Prompt:
All the data below goes into the copy word for word, but the pictures don't.
— start of Listing —
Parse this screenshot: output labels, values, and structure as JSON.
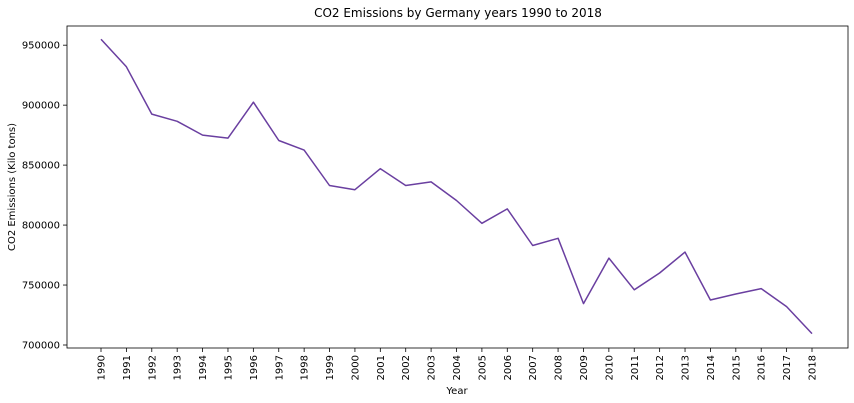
{
  "chart_data": {
    "type": "line",
    "title": "CO2 Emissions by Germany years 1990 to 2018",
    "xlabel": "Year",
    "ylabel": "CO2 Emissions (Kilo tons)",
    "x": [
      "1990",
      "1991",
      "1992",
      "1993",
      "1994",
      "1995",
      "1996",
      "1997",
      "1998",
      "1999",
      "2000",
      "2001",
      "2002",
      "2003",
      "2004",
      "2005",
      "2006",
      "2007",
      "2008",
      "2009",
      "2010",
      "2011",
      "2012",
      "2013",
      "2014",
      "2015",
      "2016",
      "2017",
      "2018"
    ],
    "series": [
      {
        "values": [
          955000,
          932000,
          892500,
          886500,
          875000,
          872500,
          902500,
          870500,
          862500,
          833000,
          829500,
          847000,
          833000,
          836000,
          820500,
          801500,
          813500,
          783000,
          789000,
          734500,
          772500,
          746000,
          760000,
          777500,
          737500,
          742500,
          747000,
          732000,
          709500
        ],
        "color": "#6a3fa0"
      }
    ],
    "yticks": [
      700000,
      750000,
      800000,
      850000,
      900000,
      950000
    ],
    "ylim": [
      697500,
      966000
    ],
    "grid": false,
    "legend": "none"
  }
}
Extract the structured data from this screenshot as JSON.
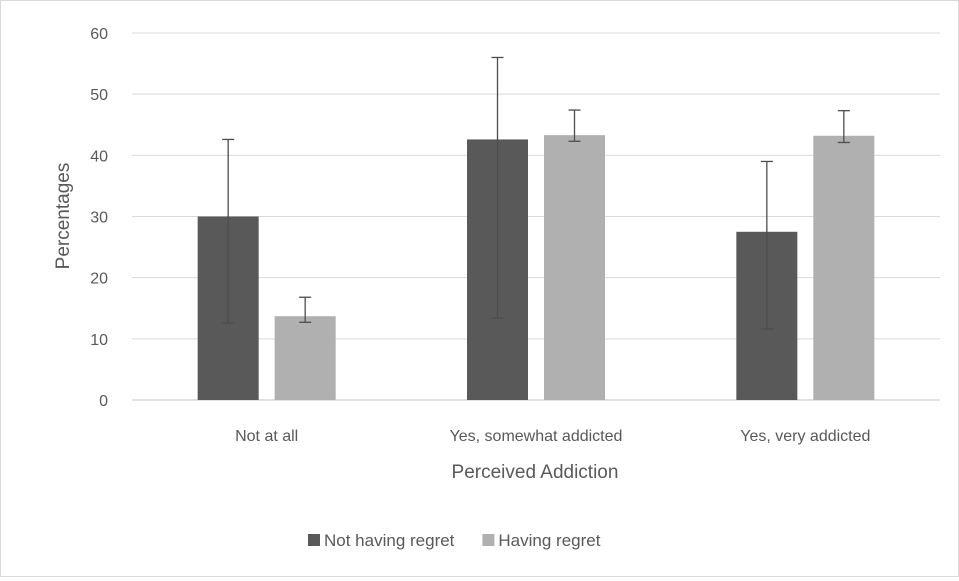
{
  "chart_data": {
    "type": "bar",
    "title": "",
    "xlabel": "Perceived Addiction",
    "ylabel": "Percentages",
    "categories": [
      "Not at all",
      "Yes, somewhat addicted",
      "Yes, very addicted"
    ],
    "ylim": [
      0,
      60
    ],
    "yticks": [
      0,
      10,
      20,
      30,
      40,
      50,
      60
    ],
    "grid": true,
    "legend_position": "bottom",
    "series": [
      {
        "name": "Not having regret",
        "color": "#595959",
        "values": [
          30,
          42.6,
          27.5
        ],
        "error_low": [
          12.6,
          13.4,
          11.6
        ],
        "error_high": [
          42.6,
          56.0,
          39.0
        ]
      },
      {
        "name": "Having regret",
        "color": "#b0b0b0",
        "values": [
          13.7,
          43.3,
          43.2
        ],
        "error_low": [
          12.7,
          42.3,
          42.1
        ],
        "error_high": [
          16.8,
          47.4,
          47.3
        ]
      }
    ]
  }
}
— end of Listing —
Task output:
Parse this screenshot: output labels, values, and structure as JSON.
{
  "chart_data": {
    "type": "line",
    "title": "CO2 Emissions by Germany years 1990 to 2018",
    "xlabel": "Year",
    "ylabel": "CO2 Emissions (Kilo tons)",
    "x": [
      "1990",
      "1991",
      "1992",
      "1993",
      "1994",
      "1995",
      "1996",
      "1997",
      "1998",
      "1999",
      "2000",
      "2001",
      "2002",
      "2003",
      "2004",
      "2005",
      "2006",
      "2007",
      "2008",
      "2009",
      "2010",
      "2011",
      "2012",
      "2013",
      "2014",
      "2015",
      "2016",
      "2017",
      "2018"
    ],
    "series": [
      {
        "values": [
          955000,
          932000,
          892500,
          886500,
          875000,
          872500,
          902500,
          870500,
          862500,
          833000,
          829500,
          847000,
          833000,
          836000,
          820500,
          801500,
          813500,
          783000,
          789000,
          734500,
          772500,
          746000,
          760000,
          777500,
          737500,
          742500,
          747000,
          732000,
          709500
        ],
        "color": "#6a3fa0"
      }
    ],
    "yticks": [
      700000,
      750000,
      800000,
      850000,
      900000,
      950000
    ],
    "ylim": [
      697500,
      966000
    ],
    "grid": false,
    "legend": "none"
  }
}
Extract the structured data from this screenshot as JSON.
{
  "chart_data": {
    "type": "bar",
    "title": "",
    "xlabel": "Perceived Addiction",
    "ylabel": "Percentages",
    "categories": [
      "Not at all",
      "Yes, somewhat addicted",
      "Yes, very addicted"
    ],
    "ylim": [
      0,
      60
    ],
    "yticks": [
      0,
      10,
      20,
      30,
      40,
      50,
      60
    ],
    "grid": true,
    "legend_position": "bottom",
    "series": [
      {
        "name": "Not having regret",
        "color": "#595959",
        "values": [
          30,
          42.6,
          27.5
        ],
        "error_low": [
          12.6,
          13.4,
          11.6
        ],
        "error_high": [
          42.6,
          56.0,
          39.0
        ]
      },
      {
        "name": "Having regret",
        "color": "#b0b0b0",
        "values": [
          13.7,
          43.3,
          43.2
        ],
        "error_low": [
          12.7,
          42.3,
          42.1
        ],
        "error_high": [
          16.8,
          47.4,
          47.3
        ]
      }
    ]
  }
}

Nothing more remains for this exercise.